● **PROVIDED DATA**:

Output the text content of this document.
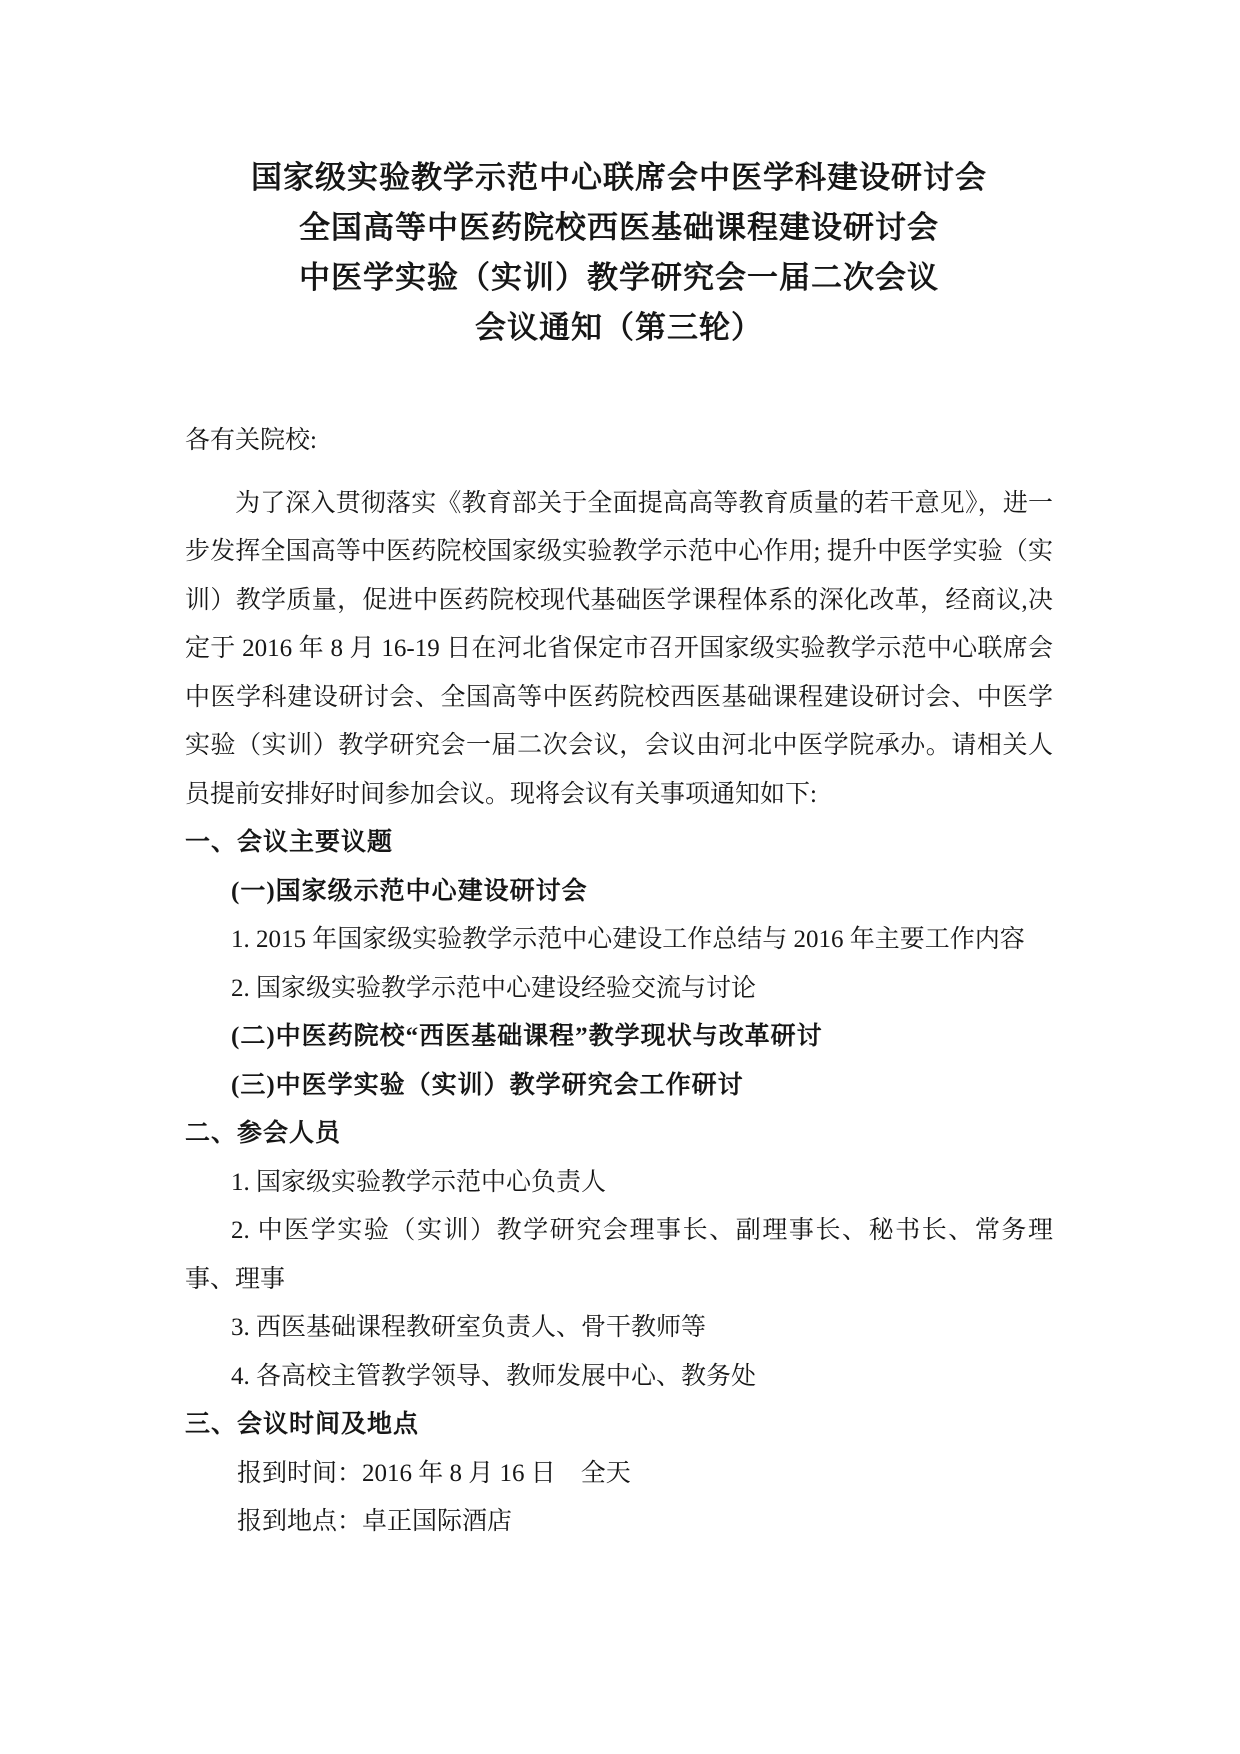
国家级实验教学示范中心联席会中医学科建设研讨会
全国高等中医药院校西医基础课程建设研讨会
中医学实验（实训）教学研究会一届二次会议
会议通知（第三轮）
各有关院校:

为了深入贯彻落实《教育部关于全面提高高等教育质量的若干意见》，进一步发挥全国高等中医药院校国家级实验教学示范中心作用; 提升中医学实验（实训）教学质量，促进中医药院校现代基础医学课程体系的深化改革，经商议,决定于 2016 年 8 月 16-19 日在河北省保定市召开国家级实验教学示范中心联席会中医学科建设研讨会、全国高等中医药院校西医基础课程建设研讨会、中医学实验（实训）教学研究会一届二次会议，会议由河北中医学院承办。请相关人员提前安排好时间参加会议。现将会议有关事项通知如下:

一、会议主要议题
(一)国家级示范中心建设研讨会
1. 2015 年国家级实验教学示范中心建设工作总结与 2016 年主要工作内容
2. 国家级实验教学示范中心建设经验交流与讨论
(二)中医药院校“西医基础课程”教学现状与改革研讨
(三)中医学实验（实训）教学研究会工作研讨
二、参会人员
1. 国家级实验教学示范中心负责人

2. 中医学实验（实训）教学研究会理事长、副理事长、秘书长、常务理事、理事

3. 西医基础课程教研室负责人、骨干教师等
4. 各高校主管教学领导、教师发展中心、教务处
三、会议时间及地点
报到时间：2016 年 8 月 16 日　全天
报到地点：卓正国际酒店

--

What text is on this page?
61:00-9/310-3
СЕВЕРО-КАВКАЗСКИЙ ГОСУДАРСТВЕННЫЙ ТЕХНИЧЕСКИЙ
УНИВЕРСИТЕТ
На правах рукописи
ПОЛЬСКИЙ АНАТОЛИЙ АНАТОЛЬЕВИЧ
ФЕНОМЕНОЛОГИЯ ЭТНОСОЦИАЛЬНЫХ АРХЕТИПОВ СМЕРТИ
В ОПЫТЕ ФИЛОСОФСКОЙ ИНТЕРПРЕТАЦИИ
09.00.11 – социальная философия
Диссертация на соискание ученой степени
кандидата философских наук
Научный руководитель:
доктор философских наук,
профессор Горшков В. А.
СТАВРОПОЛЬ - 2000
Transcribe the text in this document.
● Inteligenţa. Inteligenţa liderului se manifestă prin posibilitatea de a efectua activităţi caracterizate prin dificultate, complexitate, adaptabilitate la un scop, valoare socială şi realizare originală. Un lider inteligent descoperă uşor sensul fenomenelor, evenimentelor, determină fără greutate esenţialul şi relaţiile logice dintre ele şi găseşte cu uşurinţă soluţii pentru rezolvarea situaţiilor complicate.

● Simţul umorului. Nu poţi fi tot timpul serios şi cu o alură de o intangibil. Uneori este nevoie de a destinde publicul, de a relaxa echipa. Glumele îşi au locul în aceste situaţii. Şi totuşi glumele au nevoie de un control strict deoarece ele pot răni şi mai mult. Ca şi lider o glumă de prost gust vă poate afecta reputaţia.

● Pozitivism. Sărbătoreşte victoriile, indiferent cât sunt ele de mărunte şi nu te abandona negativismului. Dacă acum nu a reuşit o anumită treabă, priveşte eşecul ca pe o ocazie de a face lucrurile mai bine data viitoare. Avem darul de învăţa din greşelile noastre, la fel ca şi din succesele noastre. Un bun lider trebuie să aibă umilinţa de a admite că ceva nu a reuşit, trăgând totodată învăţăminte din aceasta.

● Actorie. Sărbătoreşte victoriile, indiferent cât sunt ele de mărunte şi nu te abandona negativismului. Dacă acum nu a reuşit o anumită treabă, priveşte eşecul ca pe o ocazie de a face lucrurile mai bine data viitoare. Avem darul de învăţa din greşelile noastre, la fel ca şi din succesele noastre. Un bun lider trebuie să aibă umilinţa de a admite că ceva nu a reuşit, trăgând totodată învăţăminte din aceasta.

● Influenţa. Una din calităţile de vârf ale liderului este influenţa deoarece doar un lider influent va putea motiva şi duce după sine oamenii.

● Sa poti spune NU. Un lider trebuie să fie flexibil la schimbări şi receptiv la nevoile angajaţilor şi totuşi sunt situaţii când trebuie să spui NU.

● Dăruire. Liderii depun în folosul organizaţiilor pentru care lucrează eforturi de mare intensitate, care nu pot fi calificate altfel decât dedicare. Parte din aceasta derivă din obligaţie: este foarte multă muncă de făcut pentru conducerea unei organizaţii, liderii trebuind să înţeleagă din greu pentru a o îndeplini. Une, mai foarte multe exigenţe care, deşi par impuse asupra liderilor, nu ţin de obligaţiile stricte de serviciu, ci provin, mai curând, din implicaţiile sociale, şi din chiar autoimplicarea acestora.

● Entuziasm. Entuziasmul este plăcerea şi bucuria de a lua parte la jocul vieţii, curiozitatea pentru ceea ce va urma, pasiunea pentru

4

● **EXERCISE**: Report the count of lines in the entries that contain the string "this", and nothing besides it.

● **ANSWER TO THE EXERCISE**: 3